• Required work
Gather all lines in the entries below that include the word "Conducción".

• Listed entries

────────

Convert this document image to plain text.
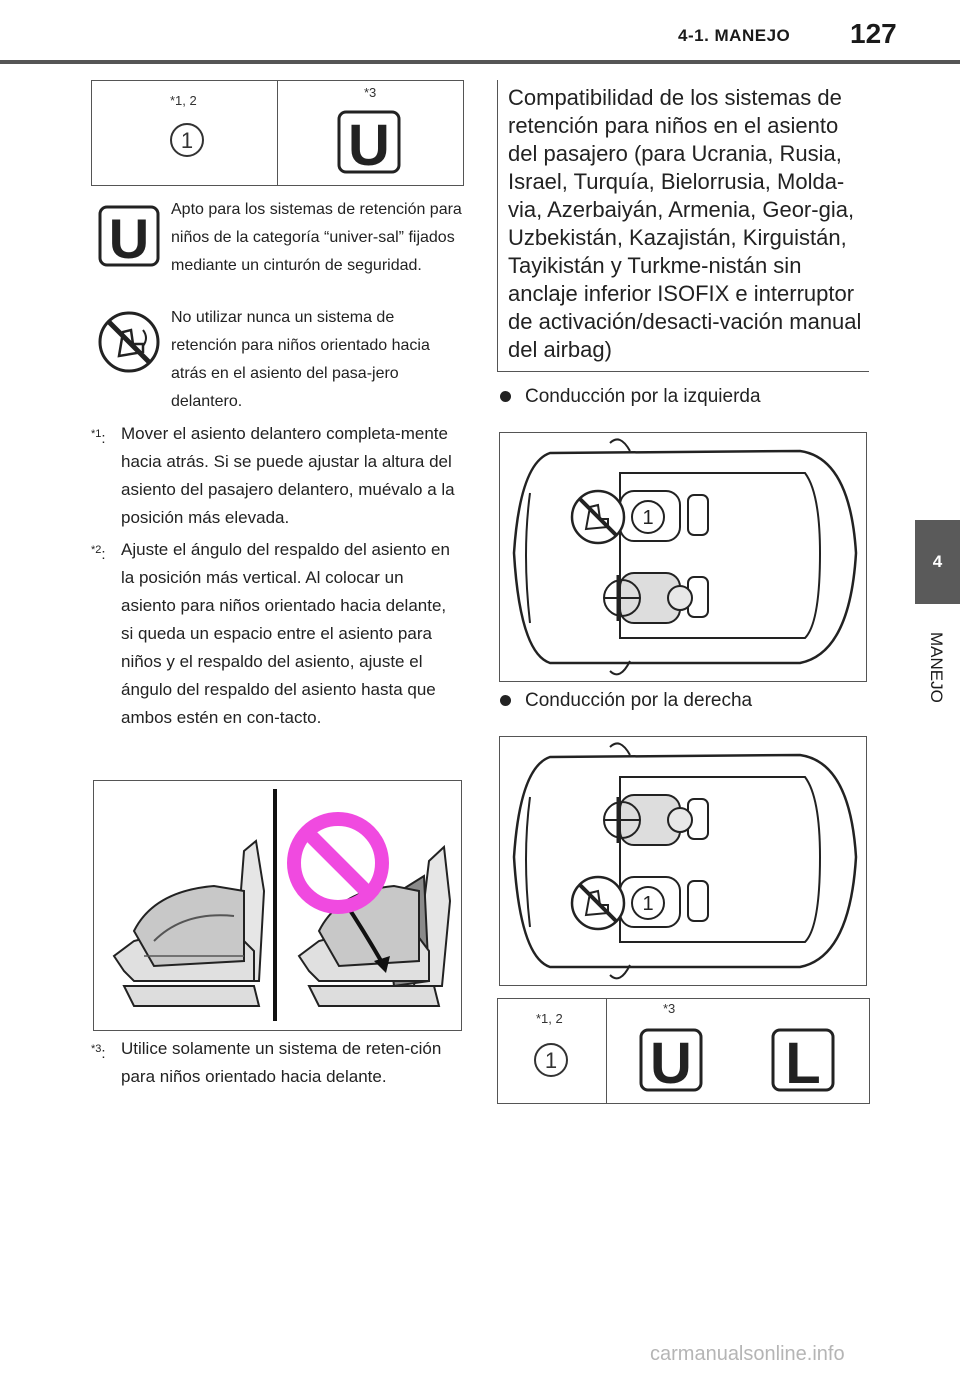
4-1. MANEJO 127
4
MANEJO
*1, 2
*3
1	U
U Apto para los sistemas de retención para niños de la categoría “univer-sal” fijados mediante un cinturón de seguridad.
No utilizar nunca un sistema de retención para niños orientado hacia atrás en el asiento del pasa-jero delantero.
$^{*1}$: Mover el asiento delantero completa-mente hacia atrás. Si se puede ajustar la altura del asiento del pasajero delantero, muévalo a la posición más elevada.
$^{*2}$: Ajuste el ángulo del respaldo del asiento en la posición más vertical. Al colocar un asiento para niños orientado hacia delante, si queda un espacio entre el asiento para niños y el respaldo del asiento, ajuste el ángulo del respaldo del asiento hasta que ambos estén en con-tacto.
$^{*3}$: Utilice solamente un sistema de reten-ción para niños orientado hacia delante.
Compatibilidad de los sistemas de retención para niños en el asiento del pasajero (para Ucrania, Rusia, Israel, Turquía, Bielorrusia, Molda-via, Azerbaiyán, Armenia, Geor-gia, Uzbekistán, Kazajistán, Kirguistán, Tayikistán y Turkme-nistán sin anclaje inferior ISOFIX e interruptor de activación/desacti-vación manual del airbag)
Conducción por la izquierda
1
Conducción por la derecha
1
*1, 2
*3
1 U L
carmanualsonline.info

────────

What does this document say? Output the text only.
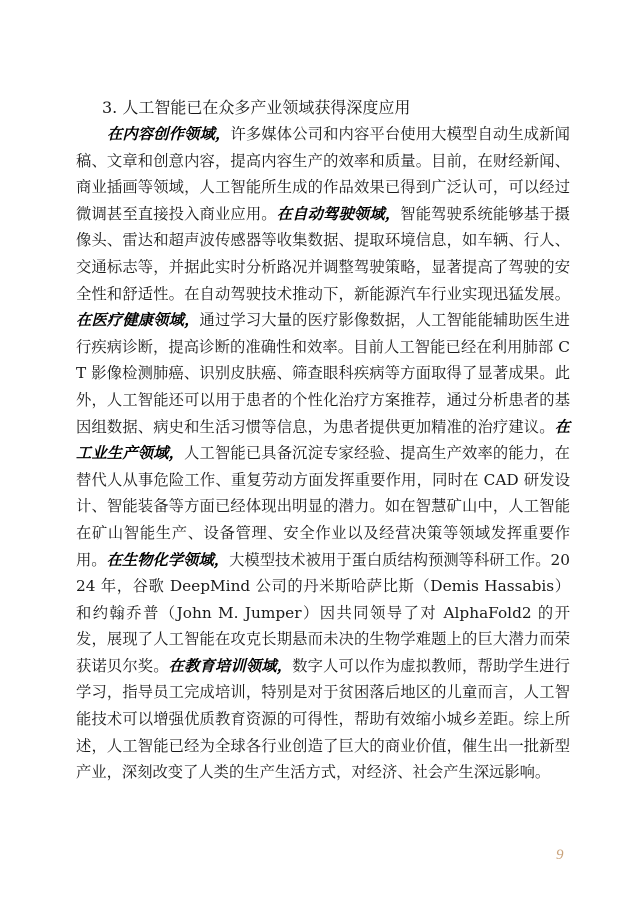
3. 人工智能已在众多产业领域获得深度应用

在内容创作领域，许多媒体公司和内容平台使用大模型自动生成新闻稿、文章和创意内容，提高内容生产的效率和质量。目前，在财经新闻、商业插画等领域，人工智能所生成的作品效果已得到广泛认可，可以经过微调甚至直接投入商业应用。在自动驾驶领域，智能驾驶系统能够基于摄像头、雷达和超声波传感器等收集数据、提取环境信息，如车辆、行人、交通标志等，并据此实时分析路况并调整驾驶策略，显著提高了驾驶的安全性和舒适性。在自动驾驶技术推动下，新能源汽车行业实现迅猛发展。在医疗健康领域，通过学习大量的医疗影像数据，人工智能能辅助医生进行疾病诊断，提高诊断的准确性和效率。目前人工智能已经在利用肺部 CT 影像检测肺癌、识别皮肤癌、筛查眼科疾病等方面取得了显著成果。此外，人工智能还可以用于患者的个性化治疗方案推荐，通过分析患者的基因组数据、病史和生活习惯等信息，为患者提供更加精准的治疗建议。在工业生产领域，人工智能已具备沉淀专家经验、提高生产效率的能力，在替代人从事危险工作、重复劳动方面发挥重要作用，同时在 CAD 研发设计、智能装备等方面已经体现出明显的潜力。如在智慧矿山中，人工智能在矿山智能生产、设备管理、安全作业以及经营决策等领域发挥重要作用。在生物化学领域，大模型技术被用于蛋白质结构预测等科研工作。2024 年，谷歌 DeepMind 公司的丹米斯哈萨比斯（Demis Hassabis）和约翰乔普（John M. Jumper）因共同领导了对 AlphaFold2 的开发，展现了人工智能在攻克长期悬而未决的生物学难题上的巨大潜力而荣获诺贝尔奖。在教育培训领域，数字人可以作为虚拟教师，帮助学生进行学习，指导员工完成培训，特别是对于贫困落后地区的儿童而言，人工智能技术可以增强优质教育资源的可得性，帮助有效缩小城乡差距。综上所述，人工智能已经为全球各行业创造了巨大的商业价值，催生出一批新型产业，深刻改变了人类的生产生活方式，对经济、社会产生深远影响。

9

────────

• Solution to the exercise
Conducción por la izquierda
Conducción por la derecha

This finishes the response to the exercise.